**Directions**
Reproduce every record below word for word, keeping each on its own line and in the same order.

Dataset records
- - - - -
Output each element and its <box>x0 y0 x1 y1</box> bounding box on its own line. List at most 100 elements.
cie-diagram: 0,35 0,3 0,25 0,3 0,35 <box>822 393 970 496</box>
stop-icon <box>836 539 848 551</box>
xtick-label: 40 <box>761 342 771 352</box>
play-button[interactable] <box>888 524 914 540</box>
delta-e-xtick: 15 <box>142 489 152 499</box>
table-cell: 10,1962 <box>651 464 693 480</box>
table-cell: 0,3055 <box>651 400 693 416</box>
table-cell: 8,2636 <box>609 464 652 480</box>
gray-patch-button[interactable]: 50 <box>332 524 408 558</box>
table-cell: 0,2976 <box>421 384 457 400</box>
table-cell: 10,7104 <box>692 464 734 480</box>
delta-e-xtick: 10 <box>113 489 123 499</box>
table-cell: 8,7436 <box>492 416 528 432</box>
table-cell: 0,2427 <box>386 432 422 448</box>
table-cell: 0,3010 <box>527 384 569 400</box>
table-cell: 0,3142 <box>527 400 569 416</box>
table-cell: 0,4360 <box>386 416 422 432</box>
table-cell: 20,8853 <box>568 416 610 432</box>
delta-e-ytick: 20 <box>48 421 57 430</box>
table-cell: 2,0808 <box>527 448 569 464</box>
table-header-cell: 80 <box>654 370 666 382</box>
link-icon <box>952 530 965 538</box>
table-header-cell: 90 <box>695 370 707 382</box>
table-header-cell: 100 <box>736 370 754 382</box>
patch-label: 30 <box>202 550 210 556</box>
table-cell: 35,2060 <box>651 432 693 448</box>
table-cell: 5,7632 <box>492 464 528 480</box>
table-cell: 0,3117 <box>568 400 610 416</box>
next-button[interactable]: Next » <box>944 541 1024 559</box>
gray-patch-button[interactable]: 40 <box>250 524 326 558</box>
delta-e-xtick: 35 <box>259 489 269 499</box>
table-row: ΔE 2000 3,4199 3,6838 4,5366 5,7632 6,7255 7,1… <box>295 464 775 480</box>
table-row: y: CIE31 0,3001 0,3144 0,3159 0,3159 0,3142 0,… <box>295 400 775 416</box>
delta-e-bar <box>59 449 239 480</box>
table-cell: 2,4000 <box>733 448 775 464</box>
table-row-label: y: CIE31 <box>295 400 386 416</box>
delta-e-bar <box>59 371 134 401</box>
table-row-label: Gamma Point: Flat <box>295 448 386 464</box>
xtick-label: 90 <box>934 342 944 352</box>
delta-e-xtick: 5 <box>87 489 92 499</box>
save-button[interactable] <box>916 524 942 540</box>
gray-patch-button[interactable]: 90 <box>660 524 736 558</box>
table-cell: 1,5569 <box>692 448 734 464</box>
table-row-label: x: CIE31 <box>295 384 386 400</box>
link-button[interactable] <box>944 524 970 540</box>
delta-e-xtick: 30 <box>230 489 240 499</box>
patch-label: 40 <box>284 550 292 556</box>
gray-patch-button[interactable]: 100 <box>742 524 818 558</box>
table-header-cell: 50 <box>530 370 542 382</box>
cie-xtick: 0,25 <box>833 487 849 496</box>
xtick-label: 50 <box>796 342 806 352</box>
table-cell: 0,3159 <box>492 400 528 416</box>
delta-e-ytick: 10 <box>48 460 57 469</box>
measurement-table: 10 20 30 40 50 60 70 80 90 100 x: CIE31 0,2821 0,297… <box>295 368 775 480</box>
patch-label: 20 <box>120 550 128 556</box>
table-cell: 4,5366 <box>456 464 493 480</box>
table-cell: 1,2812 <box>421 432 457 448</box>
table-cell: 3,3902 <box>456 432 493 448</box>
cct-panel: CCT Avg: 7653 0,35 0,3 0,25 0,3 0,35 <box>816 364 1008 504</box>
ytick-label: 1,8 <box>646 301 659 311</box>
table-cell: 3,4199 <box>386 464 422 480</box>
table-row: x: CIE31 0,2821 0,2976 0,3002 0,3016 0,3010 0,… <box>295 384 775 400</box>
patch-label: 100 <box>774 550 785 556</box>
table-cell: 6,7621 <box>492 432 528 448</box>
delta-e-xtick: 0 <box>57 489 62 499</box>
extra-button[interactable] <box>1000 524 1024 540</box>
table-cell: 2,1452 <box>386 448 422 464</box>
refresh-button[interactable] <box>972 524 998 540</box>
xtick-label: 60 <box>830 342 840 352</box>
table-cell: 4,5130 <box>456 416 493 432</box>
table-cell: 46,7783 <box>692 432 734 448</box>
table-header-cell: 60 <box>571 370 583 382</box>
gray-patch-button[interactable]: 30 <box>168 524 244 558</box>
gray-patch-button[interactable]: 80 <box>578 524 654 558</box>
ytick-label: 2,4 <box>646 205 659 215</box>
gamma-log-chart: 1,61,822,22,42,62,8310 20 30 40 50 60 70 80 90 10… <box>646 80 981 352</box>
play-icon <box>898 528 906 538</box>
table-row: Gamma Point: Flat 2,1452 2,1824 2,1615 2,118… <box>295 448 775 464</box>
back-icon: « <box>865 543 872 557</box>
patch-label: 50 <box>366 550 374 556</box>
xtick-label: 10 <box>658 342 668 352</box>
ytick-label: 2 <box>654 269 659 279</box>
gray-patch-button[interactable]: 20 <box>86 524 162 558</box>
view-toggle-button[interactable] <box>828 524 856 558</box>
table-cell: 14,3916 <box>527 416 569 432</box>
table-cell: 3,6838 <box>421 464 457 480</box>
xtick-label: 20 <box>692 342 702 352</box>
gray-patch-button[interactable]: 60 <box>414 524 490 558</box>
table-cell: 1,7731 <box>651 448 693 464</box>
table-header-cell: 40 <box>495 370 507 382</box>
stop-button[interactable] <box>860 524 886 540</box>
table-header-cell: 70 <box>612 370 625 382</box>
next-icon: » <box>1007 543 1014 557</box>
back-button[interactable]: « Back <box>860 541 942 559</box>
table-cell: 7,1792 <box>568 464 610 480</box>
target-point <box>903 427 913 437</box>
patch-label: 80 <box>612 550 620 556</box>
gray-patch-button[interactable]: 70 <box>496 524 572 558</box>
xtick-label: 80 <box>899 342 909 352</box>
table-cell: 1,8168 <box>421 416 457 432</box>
- - - - -
**Exercise answer**
Output each element and its <box>x0 y0 x1 y1</box> bounding box on its own line. List at most 100 elements.
cie-diagram: 0,35 0,3 0,25 0,3 0,35 <box>822 393 970 496</box>
stop-icon <box>836 539 848 551</box>
xtick-label: 40 <box>761 342 771 352</box>
play-button[interactable] <box>888 524 914 540</box>
delta-e-xtick: 15 <box>142 489 152 499</box>
table-cell: 10,1962 <box>651 464 693 480</box>
table-cell: 0,3055 <box>651 400 693 416</box>
table-cell: 8,2636 <box>609 464 652 480</box>
gray-patch-button[interactable]: 50 <box>332 524 408 558</box>
table-cell: 0,2976 <box>421 384 457 400</box>
table-cell: 10,7104 <box>692 464 734 480</box>
delta-e-xtick: 10 <box>113 489 123 499</box>
table-cell: 8,7436 <box>492 416 528 432</box>
table-cell: 0,2427 <box>386 432 422 448</box>
table-cell: 0,3010 <box>527 384 569 400</box>
table-cell: 0,3142 <box>527 400 569 416</box>
table-cell: 0,4360 <box>386 416 422 432</box>
table-cell: 20,8853 <box>568 416 610 432</box>
delta-e-ytick: 20 <box>48 421 57 430</box>
table-cell: 2,0808 <box>527 448 569 464</box>
table-header-cell: 80 <box>654 370 666 382</box>
link-icon <box>952 530 965 538</box>
table-header-cell: 90 <box>695 370 707 382</box>
table-header-cell: 100 <box>736 370 754 382</box>
patch-label: 30 <box>202 550 210 556</box>
table-cell: 35,2060 <box>651 432 693 448</box>
table-cell: 5,7632 <box>492 464 528 480</box>
table-cell: 0,3117 <box>568 400 610 416</box>
next-button[interactable]: Next » <box>944 541 1024 559</box>
gray-patch-button[interactable]: 40 <box>250 524 326 558</box>
delta-e-xtick: 35 <box>259 489 269 499</box>
table-row: ΔE 2000 3,4199 3,6838 4,5366 5,7632 6,7255 7,1… <box>295 464 775 480</box>
table-row: y: CIE31 0,3001 0,3144 0,3159 0,3159 0,3142 0,… <box>295 400 775 416</box>
delta-e-bar <box>59 449 239 480</box>
table-cell: 2,4000 <box>733 448 775 464</box>
table-row-label: y: CIE31 <box>295 400 386 416</box>
delta-e-bar <box>59 371 134 401</box>
table-row-label: Gamma Point: Flat <box>295 448 386 464</box>
xtick-label: 90 <box>934 342 944 352</box>
delta-e-xtick: 5 <box>87 489 92 499</box>
save-button[interactable] <box>916 524 942 540</box>
gray-patch-button[interactable]: 90 <box>660 524 736 558</box>
table-cell: 1,5569 <box>692 448 734 464</box>
table-row-label: x: CIE31 <box>295 384 386 400</box>
link-button[interactable] <box>944 524 970 540</box>
delta-e-xtick: 30 <box>230 489 240 499</box>
patch-label: 40 <box>284 550 292 556</box>
gray-patch-button[interactable]: 100 <box>742 524 818 558</box>
table-header-cell: 50 <box>530 370 542 382</box>
cie-xtick: 0,25 <box>833 487 849 496</box>
xtick-label: 50 <box>796 342 806 352</box>
table-cell: 0,3159 <box>492 400 528 416</box>
delta-e-ytick: 10 <box>48 460 57 469</box>
measurement-table: 10 20 30 40 50 60 70 80 90 100 x: CIE31 0,2821 0,297… <box>295 368 775 480</box>
patch-label: 20 <box>120 550 128 556</box>
table-cell: 4,5366 <box>456 464 493 480</box>
table-cell: 1,2812 <box>421 432 457 448</box>
table-cell: 3,3902 <box>456 432 493 448</box>
cct-panel: CCT Avg: 7653 0,35 0,3 0,25 0,3 0,35 <box>816 364 1008 504</box>
ytick-label: 1,8 <box>646 301 659 311</box>
table-cell: 3,4199 <box>386 464 422 480</box>
table-row: x: CIE31 0,2821 0,2976 0,3002 0,3016 0,3010 0,… <box>295 384 775 400</box>
patch-label: 100 <box>774 550 785 556</box>
table-cell: 6,7621 <box>492 432 528 448</box>
delta-e-xtick: 0 <box>57 489 62 499</box>
extra-button[interactable] <box>1000 524 1024 540</box>
table-cell: 2,1452 <box>386 448 422 464</box>
refresh-button[interactable] <box>972 524 998 540</box>
xtick-label: 60 <box>830 342 840 352</box>
table-cell: 4,5130 <box>456 416 493 432</box>
table-cell: 46,7783 <box>692 432 734 448</box>
table-header-cell: 60 <box>571 370 583 382</box>
gray-patch-button[interactable]: 30 <box>168 524 244 558</box>
gray-patch-button[interactable]: 80 <box>578 524 654 558</box>
ytick-label: 2,4 <box>646 205 659 215</box>
gamma-log-chart: 1,61,822,22,42,62,8310 20 30 40 50 60 70 80 90 10… <box>646 80 981 352</box>
play-icon <box>898 528 906 538</box>
table-row: Gamma Point: Flat 2,1452 2,1824 2,1615 2,118… <box>295 448 775 464</box>
back-icon: « <box>865 543 872 557</box>
patch-label: 50 <box>366 550 374 556</box>
xtick-label: 10 <box>658 342 668 352</box>
ytick-label: 2 <box>654 269 659 279</box>
gray-patch-button[interactable]: 20 <box>86 524 162 558</box>
view-toggle-button[interactable] <box>828 524 856 558</box>
table-cell: 14,3916 <box>527 416 569 432</box>
table-cell: 3,6838 <box>421 464 457 480</box>
xtick-label: 20 <box>692 342 702 352</box>
gray-patch-button[interactable]: 60 <box>414 524 490 558</box>
table-cell: 1,7731 <box>651 448 693 464</box>
table-header-cell: 40 <box>495 370 507 382</box>
stop-button[interactable] <box>860 524 886 540</box>
table-header-cell: 70 <box>612 370 625 382</box>
next-icon: » <box>1007 543 1014 557</box>
back-button[interactable]: « Back <box>860 541 942 559</box>
table-cell: 7,1792 <box>568 464 610 480</box>
target-point <box>903 427 913 437</box>
patch-label: 80 <box>612 550 620 556</box>
gray-patch-button[interactable]: 70 <box>496 524 572 558</box>
xtick-label: 80 <box>899 342 909 352</box>
table-cell: 1,8168 <box>421 416 457 432</box>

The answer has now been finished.